Source data:
◆ ◆ ◆

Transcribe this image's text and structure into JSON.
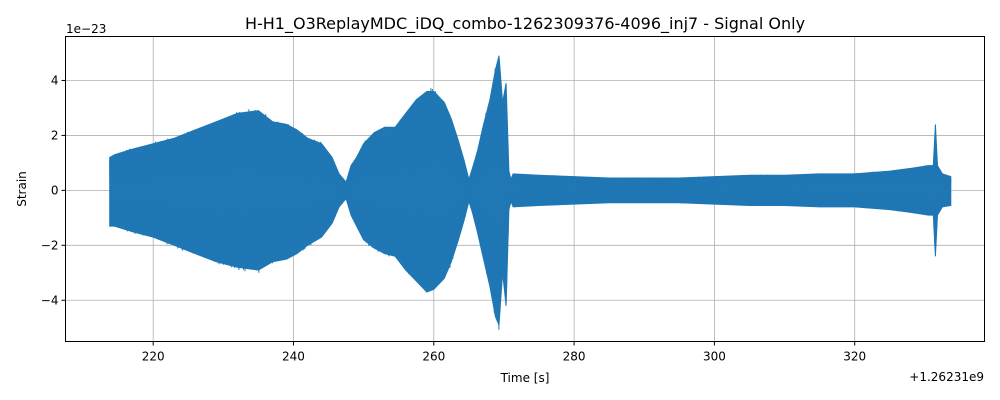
{
  "chart_data": {
    "type": "line",
    "title": "H-H1_O3ReplayMDC_iDQ_combo-1262309376-4096_inj7 - Signal Only",
    "xlabel": "Time [s]",
    "ylabel": "Strain",
    "x_offset_label": "+1.26231e9",
    "y_scale_label": "1e−23",
    "x_ticks": [
      220,
      240,
      260,
      280,
      300,
      320
    ],
    "x_tick_labels": [
      "220",
      "240",
      "260",
      "280",
      "300",
      "320"
    ],
    "y_ticks": [
      -4,
      -2,
      0,
      2,
      4
    ],
    "y_tick_labels": [
      "−4",
      "−2",
      "0",
      "2",
      "4"
    ],
    "xlim": [
      207.5,
      338.5
    ],
    "ylim": [
      -5.5,
      5.6
    ],
    "grid": true,
    "color": "#1f77b4",
    "series": [
      {
        "x_range": [
          213.8,
          333.7
        ],
        "envelope": {
          "time": [
            213.8,
            214.5,
            217,
            220,
            223,
            226,
            229,
            232,
            235,
            237,
            239,
            240.5,
            242,
            244,
            245.5,
            246.5,
            247.5,
            248.2,
            249,
            250,
            251.5,
            253,
            254.5,
            256,
            257.5,
            259,
            260,
            261.5,
            262.5,
            263.5,
            264.3,
            265,
            265.5,
            266.2,
            267,
            268,
            268.8,
            269.3,
            269.8,
            270.3,
            270.7,
            271,
            271.3,
            275,
            280,
            285,
            290,
            295,
            300,
            305,
            310,
            315,
            320,
            325,
            328,
            330.5,
            331.2,
            331.5,
            331.8,
            332.5,
            333.7
          ],
          "upper": [
            1.2,
            1.3,
            1.5,
            1.7,
            1.9,
            2.2,
            2.5,
            2.8,
            2.9,
            2.5,
            2.4,
            2.2,
            1.9,
            1.7,
            1.2,
            0.6,
            0.3,
            0.9,
            1.2,
            1.7,
            2.1,
            2.3,
            2.3,
            2.8,
            3.3,
            3.6,
            3.6,
            3.2,
            2.6,
            1.8,
            1.1,
            0.4,
            0.8,
            1.4,
            2.3,
            3.3,
            4.4,
            4.9,
            3.2,
            3.9,
            0.7,
            0.4,
            0.6,
            0.55,
            0.5,
            0.45,
            0.45,
            0.45,
            0.5,
            0.55,
            0.55,
            0.6,
            0.6,
            0.7,
            0.8,
            0.9,
            0.9,
            2.4,
            0.9,
            0.6,
            0.5
          ],
          "lower": [
            -1.3,
            -1.3,
            -1.5,
            -1.7,
            -2.0,
            -2.3,
            -2.6,
            -2.8,
            -2.9,
            -2.6,
            -2.5,
            -2.3,
            -2.0,
            -1.7,
            -1.2,
            -0.6,
            -0.3,
            -0.9,
            -1.3,
            -1.8,
            -2.1,
            -2.3,
            -2.4,
            -2.9,
            -3.3,
            -3.7,
            -3.6,
            -3.2,
            -2.6,
            -1.8,
            -1.1,
            -0.4,
            -0.8,
            -1.5,
            -2.4,
            -3.5,
            -4.6,
            -4.9,
            -3.0,
            -4.2,
            -0.7,
            -0.4,
            -0.6,
            -0.55,
            -0.5,
            -0.45,
            -0.45,
            -0.45,
            -0.5,
            -0.55,
            -0.55,
            -0.6,
            -0.6,
            -0.7,
            -0.8,
            -0.9,
            -0.9,
            -2.4,
            -0.9,
            -0.6,
            -0.55
          ]
        }
      }
    ]
  }
}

◆ ◆ ◆

* _Your goal_: Repeat each record exactly, with the pictures left out.

* _Response to the exercise_:
Transcribe this image's text and structure into JSON.
{
  "chart_data": {
    "type": "line",
    "title": "H-H1_O3ReplayMDC_iDQ_combo-1262309376-4096_inj7 - Signal Only",
    "xlabel": "Time [s]",
    "ylabel": "Strain",
    "x_offset_label": "+1.26231e9",
    "y_scale_label": "1e−23",
    "x_ticks": [
      220,
      240,
      260,
      280,
      300,
      320
    ],
    "x_tick_labels": [
      "220",
      "240",
      "260",
      "280",
      "300",
      "320"
    ],
    "y_ticks": [
      -4,
      -2,
      0,
      2,
      4
    ],
    "y_tick_labels": [
      "−4",
      "−2",
      "0",
      "2",
      "4"
    ],
    "xlim": [
      207.5,
      338.5
    ],
    "ylim": [
      -5.5,
      5.6
    ],
    "grid": true,
    "color": "#1f77b4",
    "series": [
      {
        "x_range": [
          213.8,
          333.7
        ],
        "envelope": {
          "time": [
            213.8,
            214.5,
            217,
            220,
            223,
            226,
            229,
            232,
            235,
            237,
            239,
            240.5,
            242,
            244,
            245.5,
            246.5,
            247.5,
            248.2,
            249,
            250,
            251.5,
            253,
            254.5,
            256,
            257.5,
            259,
            260,
            261.5,
            262.5,
            263.5,
            264.3,
            265,
            265.5,
            266.2,
            267,
            268,
            268.8,
            269.3,
            269.8,
            270.3,
            270.7,
            271,
            271.3,
            275,
            280,
            285,
            290,
            295,
            300,
            305,
            310,
            315,
            320,
            325,
            328,
            330.5,
            331.2,
            331.5,
            331.8,
            332.5,
            333.7
          ],
          "upper": [
            1.2,
            1.3,
            1.5,
            1.7,
            1.9,
            2.2,
            2.5,
            2.8,
            2.9,
            2.5,
            2.4,
            2.2,
            1.9,
            1.7,
            1.2,
            0.6,
            0.3,
            0.9,
            1.2,
            1.7,
            2.1,
            2.3,
            2.3,
            2.8,
            3.3,
            3.6,
            3.6,
            3.2,
            2.6,
            1.8,
            1.1,
            0.4,
            0.8,
            1.4,
            2.3,
            3.3,
            4.4,
            4.9,
            3.2,
            3.9,
            0.7,
            0.4,
            0.6,
            0.55,
            0.5,
            0.45,
            0.45,
            0.45,
            0.5,
            0.55,
            0.55,
            0.6,
            0.6,
            0.7,
            0.8,
            0.9,
            0.9,
            2.4,
            0.9,
            0.6,
            0.5
          ],
          "lower": [
            -1.3,
            -1.3,
            -1.5,
            -1.7,
            -2.0,
            -2.3,
            -2.6,
            -2.8,
            -2.9,
            -2.6,
            -2.5,
            -2.3,
            -2.0,
            -1.7,
            -1.2,
            -0.6,
            -0.3,
            -0.9,
            -1.3,
            -1.8,
            -2.1,
            -2.3,
            -2.4,
            -2.9,
            -3.3,
            -3.7,
            -3.6,
            -3.2,
            -2.6,
            -1.8,
            -1.1,
            -0.4,
            -0.8,
            -1.5,
            -2.4,
            -3.5,
            -4.6,
            -4.9,
            -3.0,
            -4.2,
            -0.7,
            -0.4,
            -0.6,
            -0.55,
            -0.5,
            -0.45,
            -0.45,
            -0.45,
            -0.5,
            -0.55,
            -0.55,
            -0.6,
            -0.6,
            -0.7,
            -0.8,
            -0.9,
            -0.9,
            -2.4,
            -0.9,
            -0.6,
            -0.55
          ]
        }
      }
    ]
  }
}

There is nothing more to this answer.